[Start of THE DATA]

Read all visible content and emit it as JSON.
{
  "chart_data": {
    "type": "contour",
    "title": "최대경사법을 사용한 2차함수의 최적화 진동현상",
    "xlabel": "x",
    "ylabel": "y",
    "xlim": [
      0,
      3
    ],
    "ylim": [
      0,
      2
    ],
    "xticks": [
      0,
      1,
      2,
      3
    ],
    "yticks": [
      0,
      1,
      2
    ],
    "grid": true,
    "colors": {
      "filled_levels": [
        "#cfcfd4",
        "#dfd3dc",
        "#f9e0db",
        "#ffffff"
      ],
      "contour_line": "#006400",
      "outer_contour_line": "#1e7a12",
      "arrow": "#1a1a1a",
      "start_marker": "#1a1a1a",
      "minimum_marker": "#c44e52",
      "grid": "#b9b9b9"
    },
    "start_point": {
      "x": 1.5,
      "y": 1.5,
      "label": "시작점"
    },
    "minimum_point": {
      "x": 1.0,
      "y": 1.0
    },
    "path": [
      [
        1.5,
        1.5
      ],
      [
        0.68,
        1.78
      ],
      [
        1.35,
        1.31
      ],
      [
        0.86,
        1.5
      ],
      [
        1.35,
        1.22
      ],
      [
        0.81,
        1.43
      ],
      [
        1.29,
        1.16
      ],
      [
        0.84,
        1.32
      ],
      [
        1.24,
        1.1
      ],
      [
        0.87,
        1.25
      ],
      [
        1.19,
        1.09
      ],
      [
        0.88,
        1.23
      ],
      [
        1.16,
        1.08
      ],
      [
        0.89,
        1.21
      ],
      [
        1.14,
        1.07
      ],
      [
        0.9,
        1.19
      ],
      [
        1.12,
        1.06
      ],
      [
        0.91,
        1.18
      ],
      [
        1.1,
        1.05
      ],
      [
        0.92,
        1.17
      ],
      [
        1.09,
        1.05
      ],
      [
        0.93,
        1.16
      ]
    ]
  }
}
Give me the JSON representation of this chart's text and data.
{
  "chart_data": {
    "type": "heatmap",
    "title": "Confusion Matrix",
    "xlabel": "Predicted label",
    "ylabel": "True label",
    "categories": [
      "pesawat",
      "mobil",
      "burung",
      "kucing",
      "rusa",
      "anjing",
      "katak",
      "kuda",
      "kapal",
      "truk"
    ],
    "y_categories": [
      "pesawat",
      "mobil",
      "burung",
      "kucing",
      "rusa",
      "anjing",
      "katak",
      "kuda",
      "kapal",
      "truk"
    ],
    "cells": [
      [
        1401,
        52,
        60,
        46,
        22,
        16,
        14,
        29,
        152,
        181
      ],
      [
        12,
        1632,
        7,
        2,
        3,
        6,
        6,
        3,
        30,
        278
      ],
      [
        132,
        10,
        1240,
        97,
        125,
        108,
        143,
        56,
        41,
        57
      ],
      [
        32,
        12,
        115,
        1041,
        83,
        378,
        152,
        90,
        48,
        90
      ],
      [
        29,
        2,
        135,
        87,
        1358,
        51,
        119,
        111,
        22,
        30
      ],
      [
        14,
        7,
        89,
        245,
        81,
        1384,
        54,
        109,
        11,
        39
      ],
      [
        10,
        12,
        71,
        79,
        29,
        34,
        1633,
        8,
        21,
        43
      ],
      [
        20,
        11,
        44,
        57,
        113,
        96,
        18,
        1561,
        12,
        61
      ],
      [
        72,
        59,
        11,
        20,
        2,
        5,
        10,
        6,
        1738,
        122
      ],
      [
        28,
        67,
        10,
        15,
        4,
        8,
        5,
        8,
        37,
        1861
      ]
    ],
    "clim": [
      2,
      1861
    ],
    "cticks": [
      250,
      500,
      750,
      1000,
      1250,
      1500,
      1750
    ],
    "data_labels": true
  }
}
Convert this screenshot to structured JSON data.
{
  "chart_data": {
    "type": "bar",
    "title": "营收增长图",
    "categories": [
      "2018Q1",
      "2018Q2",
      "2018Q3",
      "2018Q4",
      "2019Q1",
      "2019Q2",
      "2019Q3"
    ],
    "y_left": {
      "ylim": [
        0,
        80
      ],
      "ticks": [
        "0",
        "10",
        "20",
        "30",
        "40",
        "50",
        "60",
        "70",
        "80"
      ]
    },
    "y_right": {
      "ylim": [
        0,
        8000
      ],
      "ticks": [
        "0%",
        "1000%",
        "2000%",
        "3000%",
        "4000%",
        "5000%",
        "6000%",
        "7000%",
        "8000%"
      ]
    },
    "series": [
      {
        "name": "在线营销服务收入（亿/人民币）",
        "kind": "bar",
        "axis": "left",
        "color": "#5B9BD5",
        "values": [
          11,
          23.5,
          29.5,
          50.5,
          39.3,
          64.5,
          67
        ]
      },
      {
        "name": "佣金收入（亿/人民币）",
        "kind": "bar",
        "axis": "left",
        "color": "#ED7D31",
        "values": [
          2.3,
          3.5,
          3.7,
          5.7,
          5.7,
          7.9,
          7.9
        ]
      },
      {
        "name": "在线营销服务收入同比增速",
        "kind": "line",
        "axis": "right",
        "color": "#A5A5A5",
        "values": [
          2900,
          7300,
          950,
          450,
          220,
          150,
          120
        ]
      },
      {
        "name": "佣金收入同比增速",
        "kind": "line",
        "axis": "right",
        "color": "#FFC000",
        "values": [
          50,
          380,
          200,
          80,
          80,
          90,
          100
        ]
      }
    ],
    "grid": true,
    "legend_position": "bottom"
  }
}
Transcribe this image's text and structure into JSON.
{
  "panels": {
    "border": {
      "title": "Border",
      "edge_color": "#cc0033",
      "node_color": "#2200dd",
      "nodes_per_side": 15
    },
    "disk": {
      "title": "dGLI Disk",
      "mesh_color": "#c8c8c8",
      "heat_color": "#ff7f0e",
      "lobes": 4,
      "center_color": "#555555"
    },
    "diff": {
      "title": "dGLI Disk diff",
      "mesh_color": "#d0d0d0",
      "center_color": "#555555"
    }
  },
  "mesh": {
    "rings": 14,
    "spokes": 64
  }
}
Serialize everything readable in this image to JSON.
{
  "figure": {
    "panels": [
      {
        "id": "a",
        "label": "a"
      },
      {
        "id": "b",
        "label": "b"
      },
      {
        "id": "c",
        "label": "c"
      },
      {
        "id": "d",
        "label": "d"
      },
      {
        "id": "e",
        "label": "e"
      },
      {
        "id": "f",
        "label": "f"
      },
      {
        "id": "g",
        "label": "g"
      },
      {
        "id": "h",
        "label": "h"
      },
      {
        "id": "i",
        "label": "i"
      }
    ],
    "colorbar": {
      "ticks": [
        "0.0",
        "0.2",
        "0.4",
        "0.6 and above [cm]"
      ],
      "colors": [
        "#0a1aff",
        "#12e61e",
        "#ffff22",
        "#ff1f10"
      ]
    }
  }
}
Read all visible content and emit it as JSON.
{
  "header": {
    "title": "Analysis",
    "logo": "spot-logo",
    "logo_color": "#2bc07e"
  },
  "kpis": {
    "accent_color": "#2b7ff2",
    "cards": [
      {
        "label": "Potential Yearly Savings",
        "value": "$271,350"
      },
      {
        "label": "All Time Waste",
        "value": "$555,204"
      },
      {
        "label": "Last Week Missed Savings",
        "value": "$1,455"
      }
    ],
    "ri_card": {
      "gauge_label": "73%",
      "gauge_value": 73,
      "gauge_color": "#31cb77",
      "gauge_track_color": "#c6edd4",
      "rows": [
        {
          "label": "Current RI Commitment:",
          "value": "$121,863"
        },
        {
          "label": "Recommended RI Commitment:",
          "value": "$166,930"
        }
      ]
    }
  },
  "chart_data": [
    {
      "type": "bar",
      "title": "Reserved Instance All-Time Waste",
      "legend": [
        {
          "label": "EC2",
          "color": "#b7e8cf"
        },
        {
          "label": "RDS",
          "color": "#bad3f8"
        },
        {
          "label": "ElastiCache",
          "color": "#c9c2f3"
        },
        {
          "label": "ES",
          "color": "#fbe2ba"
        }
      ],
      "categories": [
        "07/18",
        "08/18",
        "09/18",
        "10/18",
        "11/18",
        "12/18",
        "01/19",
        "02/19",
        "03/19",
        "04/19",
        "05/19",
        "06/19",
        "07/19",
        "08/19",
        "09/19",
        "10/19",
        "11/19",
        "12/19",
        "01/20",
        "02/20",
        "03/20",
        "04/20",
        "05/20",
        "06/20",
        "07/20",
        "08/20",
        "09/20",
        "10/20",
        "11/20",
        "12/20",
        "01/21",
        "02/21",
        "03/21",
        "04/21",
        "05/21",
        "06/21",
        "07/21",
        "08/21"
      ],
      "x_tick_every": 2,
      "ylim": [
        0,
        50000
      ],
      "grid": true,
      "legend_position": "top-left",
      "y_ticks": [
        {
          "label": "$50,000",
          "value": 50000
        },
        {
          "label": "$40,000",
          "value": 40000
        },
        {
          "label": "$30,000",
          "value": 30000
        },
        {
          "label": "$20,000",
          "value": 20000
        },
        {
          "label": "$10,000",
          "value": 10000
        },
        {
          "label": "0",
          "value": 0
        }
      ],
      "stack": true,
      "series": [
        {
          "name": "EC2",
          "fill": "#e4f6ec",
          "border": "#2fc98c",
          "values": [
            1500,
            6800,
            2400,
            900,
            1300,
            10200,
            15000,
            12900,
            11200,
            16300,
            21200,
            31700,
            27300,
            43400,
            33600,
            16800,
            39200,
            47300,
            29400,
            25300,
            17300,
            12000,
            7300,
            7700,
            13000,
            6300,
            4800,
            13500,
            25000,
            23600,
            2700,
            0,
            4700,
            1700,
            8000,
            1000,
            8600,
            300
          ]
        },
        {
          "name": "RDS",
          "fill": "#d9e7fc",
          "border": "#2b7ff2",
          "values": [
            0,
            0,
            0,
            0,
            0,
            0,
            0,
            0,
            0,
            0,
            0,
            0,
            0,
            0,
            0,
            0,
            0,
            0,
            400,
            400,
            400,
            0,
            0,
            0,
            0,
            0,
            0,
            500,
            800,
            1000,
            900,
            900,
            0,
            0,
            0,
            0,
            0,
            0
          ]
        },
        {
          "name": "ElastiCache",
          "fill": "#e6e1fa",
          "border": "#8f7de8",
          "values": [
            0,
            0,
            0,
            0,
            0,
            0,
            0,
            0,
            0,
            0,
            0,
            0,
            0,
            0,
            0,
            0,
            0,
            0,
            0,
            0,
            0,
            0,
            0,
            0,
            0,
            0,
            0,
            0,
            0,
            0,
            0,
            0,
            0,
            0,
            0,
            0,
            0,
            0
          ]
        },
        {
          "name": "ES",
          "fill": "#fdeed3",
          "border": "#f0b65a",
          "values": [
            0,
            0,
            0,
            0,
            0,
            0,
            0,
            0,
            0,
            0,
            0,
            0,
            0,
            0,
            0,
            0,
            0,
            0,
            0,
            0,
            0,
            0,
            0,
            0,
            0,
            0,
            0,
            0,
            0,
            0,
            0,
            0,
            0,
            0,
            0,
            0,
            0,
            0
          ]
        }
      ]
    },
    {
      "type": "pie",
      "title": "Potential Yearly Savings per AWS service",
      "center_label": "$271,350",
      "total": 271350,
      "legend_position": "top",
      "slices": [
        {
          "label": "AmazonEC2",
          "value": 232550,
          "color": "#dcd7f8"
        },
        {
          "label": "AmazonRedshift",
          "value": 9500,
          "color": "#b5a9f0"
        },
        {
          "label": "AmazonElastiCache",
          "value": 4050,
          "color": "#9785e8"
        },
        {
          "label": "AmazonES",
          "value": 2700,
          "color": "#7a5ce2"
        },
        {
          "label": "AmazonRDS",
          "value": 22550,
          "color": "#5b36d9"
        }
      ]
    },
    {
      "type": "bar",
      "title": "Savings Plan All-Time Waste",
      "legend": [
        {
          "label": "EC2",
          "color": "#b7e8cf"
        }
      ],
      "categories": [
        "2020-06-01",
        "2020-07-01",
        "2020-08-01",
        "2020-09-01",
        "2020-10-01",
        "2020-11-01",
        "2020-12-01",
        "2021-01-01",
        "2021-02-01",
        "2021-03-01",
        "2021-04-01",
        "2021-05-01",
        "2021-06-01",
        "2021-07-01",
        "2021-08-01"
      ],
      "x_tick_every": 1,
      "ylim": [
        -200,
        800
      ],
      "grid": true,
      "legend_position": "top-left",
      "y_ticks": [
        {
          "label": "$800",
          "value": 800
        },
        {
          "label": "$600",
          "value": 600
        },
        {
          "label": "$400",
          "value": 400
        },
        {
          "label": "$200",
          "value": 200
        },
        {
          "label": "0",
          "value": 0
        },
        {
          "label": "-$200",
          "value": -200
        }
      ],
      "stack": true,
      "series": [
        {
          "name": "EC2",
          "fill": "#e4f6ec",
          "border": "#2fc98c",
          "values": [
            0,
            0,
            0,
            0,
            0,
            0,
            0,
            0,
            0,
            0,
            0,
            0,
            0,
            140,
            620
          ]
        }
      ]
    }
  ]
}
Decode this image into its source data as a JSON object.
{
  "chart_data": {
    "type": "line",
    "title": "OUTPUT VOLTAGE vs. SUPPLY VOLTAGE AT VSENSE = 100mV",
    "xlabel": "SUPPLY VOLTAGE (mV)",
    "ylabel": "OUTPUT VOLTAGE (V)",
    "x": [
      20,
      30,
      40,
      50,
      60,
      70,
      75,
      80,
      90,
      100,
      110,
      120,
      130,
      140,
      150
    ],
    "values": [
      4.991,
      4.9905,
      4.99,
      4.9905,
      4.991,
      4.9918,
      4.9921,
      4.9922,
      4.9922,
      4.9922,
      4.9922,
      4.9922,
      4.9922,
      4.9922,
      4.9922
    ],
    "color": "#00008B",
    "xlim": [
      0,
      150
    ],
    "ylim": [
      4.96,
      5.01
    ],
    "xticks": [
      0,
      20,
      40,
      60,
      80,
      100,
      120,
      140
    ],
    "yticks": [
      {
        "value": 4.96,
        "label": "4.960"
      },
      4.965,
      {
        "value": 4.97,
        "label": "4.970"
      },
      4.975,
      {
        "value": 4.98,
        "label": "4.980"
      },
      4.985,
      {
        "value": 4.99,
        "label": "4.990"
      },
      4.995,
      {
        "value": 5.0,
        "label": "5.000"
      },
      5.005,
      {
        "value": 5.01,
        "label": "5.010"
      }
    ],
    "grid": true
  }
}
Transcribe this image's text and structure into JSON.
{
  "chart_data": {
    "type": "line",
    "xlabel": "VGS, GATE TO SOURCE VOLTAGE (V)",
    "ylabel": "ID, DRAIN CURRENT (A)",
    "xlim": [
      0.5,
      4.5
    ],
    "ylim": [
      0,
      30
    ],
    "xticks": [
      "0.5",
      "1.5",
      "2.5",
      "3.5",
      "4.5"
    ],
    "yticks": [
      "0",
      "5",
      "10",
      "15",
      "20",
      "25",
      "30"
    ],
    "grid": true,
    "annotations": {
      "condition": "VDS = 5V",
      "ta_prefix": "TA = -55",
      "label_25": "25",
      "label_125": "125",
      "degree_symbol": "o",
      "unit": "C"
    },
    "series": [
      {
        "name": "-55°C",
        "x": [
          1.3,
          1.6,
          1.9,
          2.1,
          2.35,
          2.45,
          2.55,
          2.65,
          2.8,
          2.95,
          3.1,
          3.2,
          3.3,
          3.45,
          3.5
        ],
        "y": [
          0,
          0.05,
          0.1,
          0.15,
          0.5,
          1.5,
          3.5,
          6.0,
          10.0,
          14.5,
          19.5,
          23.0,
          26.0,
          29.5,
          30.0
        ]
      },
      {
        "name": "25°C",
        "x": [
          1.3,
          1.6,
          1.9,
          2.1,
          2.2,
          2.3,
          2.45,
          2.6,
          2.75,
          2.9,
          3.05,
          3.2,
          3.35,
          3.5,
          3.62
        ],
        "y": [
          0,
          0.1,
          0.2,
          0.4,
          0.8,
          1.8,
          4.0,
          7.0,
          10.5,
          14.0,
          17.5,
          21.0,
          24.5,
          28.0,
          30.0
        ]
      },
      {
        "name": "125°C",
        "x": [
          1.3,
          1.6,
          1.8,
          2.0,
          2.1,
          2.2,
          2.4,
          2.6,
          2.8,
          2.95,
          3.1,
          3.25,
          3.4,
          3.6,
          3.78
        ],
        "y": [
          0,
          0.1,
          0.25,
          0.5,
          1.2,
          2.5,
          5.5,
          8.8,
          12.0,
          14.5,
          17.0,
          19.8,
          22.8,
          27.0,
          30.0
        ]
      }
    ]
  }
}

[End of THE DATA]

SET PROBLEM:
Exactly how many lines of the listing above contain the string "xlabel"? Give no more than the number.

WRITTEN SOLUTION:
4